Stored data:
----

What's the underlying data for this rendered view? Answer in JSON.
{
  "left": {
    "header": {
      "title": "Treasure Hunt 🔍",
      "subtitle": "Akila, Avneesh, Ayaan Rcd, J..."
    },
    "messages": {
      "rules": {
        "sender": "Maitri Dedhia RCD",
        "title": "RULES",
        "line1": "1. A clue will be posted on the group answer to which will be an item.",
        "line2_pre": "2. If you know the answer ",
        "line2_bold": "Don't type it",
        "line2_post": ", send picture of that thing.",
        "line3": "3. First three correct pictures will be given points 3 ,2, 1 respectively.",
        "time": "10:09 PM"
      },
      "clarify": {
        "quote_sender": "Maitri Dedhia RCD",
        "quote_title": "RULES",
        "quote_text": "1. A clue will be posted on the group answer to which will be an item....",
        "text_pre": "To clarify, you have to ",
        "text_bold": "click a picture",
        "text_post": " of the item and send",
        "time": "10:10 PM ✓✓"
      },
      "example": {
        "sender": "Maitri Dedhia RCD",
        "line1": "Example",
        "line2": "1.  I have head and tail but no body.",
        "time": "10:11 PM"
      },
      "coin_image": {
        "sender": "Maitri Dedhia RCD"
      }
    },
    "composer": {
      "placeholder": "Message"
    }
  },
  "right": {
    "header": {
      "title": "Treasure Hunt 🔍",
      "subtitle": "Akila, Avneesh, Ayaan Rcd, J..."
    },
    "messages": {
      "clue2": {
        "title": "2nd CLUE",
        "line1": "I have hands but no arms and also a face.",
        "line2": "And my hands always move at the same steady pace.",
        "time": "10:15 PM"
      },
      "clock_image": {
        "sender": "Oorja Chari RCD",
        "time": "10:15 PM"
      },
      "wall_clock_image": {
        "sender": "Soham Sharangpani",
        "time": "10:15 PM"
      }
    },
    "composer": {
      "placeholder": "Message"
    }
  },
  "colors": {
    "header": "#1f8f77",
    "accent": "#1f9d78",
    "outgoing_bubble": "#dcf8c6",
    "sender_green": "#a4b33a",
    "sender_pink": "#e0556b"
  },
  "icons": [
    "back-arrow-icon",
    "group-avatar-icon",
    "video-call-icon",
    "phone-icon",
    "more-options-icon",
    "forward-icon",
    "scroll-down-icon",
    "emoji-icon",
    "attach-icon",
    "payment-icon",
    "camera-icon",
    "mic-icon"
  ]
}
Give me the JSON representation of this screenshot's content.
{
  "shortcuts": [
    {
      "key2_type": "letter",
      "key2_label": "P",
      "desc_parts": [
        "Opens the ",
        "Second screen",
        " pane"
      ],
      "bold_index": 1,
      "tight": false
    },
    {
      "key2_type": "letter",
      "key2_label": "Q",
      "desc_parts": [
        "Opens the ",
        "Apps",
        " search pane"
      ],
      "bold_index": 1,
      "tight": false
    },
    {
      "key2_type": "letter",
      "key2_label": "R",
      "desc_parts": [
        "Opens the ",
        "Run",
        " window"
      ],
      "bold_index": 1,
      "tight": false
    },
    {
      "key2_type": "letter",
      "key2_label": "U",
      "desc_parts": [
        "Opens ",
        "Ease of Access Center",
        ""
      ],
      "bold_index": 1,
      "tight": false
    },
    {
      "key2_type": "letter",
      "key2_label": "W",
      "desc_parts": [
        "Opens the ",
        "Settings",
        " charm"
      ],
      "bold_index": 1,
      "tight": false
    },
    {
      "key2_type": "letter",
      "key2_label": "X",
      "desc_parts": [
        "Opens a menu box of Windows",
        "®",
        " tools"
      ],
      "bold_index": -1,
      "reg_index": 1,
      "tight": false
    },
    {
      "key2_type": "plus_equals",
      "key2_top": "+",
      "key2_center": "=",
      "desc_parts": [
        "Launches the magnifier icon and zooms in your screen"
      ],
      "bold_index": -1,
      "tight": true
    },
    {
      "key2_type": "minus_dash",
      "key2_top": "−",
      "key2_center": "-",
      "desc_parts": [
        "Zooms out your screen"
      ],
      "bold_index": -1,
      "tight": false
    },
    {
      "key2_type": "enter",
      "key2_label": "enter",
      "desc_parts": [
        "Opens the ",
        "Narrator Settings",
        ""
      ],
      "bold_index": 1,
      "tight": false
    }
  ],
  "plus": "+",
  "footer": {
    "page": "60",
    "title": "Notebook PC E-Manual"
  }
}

----

Pull out every line of the records above that contains the word "hands".

        "line1": "I have hands but no arms and also a face.",
        "line2": "And my hands always move at the same steady pace.",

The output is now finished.